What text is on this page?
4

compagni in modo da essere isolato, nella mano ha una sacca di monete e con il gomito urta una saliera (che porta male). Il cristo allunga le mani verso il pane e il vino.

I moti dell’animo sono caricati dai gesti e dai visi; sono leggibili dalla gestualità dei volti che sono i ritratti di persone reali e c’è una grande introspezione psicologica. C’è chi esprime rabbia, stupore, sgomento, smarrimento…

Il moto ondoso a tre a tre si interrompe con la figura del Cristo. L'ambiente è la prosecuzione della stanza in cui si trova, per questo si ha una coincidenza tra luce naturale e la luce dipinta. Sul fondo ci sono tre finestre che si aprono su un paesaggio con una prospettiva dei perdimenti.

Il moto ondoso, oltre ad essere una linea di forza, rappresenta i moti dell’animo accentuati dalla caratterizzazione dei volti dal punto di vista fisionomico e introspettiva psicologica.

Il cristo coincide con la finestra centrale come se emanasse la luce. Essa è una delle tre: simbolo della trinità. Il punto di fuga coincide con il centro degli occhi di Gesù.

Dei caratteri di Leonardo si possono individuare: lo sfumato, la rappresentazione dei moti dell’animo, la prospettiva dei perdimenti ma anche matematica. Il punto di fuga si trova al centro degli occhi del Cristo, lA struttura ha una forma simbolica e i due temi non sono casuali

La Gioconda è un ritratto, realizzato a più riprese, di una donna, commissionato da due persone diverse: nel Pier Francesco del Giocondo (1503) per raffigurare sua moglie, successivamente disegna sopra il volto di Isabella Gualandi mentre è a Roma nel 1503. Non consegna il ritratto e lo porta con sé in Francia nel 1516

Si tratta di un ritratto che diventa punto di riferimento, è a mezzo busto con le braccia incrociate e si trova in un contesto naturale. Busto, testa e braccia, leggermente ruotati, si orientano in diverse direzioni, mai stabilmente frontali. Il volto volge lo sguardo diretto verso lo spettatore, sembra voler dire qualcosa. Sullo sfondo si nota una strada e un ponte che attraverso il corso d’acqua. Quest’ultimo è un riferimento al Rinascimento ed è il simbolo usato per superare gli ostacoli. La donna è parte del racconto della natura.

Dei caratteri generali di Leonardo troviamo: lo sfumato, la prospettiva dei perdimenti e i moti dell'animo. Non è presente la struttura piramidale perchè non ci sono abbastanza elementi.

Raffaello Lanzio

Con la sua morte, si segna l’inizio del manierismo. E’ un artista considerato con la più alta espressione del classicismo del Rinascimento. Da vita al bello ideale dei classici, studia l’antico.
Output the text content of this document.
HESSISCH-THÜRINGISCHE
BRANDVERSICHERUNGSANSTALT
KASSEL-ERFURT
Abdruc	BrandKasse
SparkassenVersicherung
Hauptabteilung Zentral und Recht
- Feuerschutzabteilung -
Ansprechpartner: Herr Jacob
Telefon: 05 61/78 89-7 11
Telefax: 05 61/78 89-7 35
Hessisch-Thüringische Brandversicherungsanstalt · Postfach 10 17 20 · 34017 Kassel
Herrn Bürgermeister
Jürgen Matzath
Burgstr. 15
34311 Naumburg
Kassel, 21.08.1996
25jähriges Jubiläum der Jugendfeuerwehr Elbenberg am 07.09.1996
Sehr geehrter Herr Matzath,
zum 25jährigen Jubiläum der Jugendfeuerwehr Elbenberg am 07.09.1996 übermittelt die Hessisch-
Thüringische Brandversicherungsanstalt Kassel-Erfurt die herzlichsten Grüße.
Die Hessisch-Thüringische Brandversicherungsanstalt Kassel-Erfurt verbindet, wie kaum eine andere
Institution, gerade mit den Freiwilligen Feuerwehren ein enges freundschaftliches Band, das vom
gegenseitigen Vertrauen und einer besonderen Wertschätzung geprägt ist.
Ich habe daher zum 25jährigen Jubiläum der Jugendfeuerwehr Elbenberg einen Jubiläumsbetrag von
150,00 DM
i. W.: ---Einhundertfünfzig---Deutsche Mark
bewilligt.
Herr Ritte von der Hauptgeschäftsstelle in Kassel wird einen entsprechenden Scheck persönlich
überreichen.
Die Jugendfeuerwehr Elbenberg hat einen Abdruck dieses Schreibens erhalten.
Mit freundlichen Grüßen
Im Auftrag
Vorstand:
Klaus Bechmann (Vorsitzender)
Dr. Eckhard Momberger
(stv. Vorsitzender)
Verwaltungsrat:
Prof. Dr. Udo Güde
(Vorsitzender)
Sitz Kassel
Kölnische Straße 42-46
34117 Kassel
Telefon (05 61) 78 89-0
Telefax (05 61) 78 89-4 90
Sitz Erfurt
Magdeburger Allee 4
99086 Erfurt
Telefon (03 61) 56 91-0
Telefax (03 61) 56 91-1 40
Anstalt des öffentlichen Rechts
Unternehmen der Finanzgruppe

■ ■ ■ ■ ■

Goal:
From the records above, extract everything verbatim.

Solved exercise:
What text is on this page?
4

compagni in modo da essere isolato, nella mano ha una sacca di monete e con il gomito urta una saliera (che porta male). Il cristo allunga le mani verso il pane e il vino.

I moti dell’animo sono caricati dai gesti e dai visi; sono leggibili dalla gestualità dei volti che sono i ritratti di persone reali e c’è una grande introspezione psicologica. C’è chi esprime rabbia, stupore, sgomento, smarrimento…

Il moto ondoso a tre a tre si interrompe con la figura del Cristo. L'ambiente è la prosecuzione della stanza in cui si trova, per questo si ha una coincidenza tra luce naturale e la luce dipinta. Sul fondo ci sono tre finestre che si aprono su un paesaggio con una prospettiva dei perdimenti.

Il moto ondoso, oltre ad essere una linea di forza, rappresenta i moti dell’animo accentuati dalla caratterizzazione dei volti dal punto di vista fisionomico e introspettiva psicologica.

Il cristo coincide con la finestra centrale come se emanasse la luce. Essa è una delle tre: simbolo della trinità. Il punto di fuga coincide con il centro degli occhi di Gesù.

Dei caratteri di Leonardo si possono individuare: lo sfumato, la rappresentazione dei moti dell’animo, la prospettiva dei perdimenti ma anche matematica. Il punto di fuga si trova al centro degli occhi del Cristo, lA struttura ha una forma simbolica e i due temi non sono casuali

La Gioconda è un ritratto, realizzato a più riprese, di una donna, commissionato da due persone diverse: nel Pier Francesco del Giocondo (1503) per raffigurare sua moglie, successivamente disegna sopra il volto di Isabella Gualandi mentre è a Roma nel 1503. Non consegna il ritratto e lo porta con sé in Francia nel 1516

Si tratta di un ritratto che diventa punto di riferimento, è a mezzo busto con le braccia incrociate e si trova in un contesto naturale. Busto, testa e braccia, leggermente ruotati, si orientano in diverse direzioni, mai stabilmente frontali. Il volto volge lo sguardo diretto verso lo spettatore, sembra voler dire qualcosa. Sullo sfondo si nota una strada e un ponte che attraverso il corso d’acqua. Quest’ultimo è un riferimento al Rinascimento ed è il simbolo usato per superare gli ostacoli. La donna è parte del racconto della natura.

Dei caratteri generali di Leonardo troviamo: lo sfumato, la prospettiva dei perdimenti e i moti dell'animo. Non è presente la struttura piramidale perchè non ci sono abbastanza elementi.

Raffaello Lanzio

Con la sua morte, si segna l’inizio del manierismo. E’ un artista considerato con la più alta espressione del classicismo del Rinascimento. Da vita al bello ideale dei classici, studia l’antico.
Output the text content of this document.
HESSISCH-THÜRINGISCHE
BRANDVERSICHERUNGSANSTALT
KASSEL-ERFURT
Abdruc	BrandKasse
SparkassenVersicherung
Hauptabteilung Zentral und Recht
- Feuerschutzabteilung -
Ansprechpartner: Herr Jacob
Telefon: 05 61/78 89-7 11
Telefax: 05 61/78 89-7 35
Hessisch-Thüringische Brandversicherungsanstalt · Postfach 10 17 20 · 34017 Kassel
Herrn Bürgermeister
Jürgen Matzath
Burgstr. 15
34311 Naumburg
Kassel, 21.08.1996
25jähriges Jubiläum der Jugendfeuerwehr Elbenberg am 07.09.1996
Sehr geehrter Herr Matzath,
zum 25jährigen Jubiläum der Jugendfeuerwehr Elbenberg am 07.09.1996 übermittelt die Hessisch-
Thüringische Brandversicherungsanstalt Kassel-Erfurt die herzlichsten Grüße.
Die Hessisch-Thüringische Brandversicherungsanstalt Kassel-Erfurt verbindet, wie kaum eine andere
Institution, gerade mit den Freiwilligen Feuerwehren ein enges freundschaftliches Band, das vom
gegenseitigen Vertrauen und einer besonderen Wertschätzung geprägt ist.
Ich habe daher zum 25jährigen Jubiläum der Jugendfeuerwehr Elbenberg einen Jubiläumsbetrag von
150,00 DM
i. W.: ---Einhundertfünfzig---Deutsche Mark
bewilligt.
Herr Ritte von der Hauptgeschäftsstelle in Kassel wird einen entsprechenden Scheck persönlich
überreichen.
Die Jugendfeuerwehr Elbenberg hat einen Abdruck dieses Schreibens erhalten.
Mit freundlichen Grüßen
Im Auftrag
Vorstand:
Klaus Bechmann (Vorsitzender)
Dr. Eckhard Momberger
(stv. Vorsitzender)
Verwaltungsrat:
Prof. Dr. Udo Güde
(Vorsitzender)
Sitz Kassel
Kölnische Straße 42-46
34117 Kassel
Telefon (05 61) 78 89-0
Telefax (05 61) 78 89-4 90
Sitz Erfurt
Magdeburger Allee 4
99086 Erfurt
Telefon (03 61) 56 91-0
Telefax (03 61) 56 91-1 40
Anstalt des öffentlichen Rechts
Unternehmen der Finanzgruppe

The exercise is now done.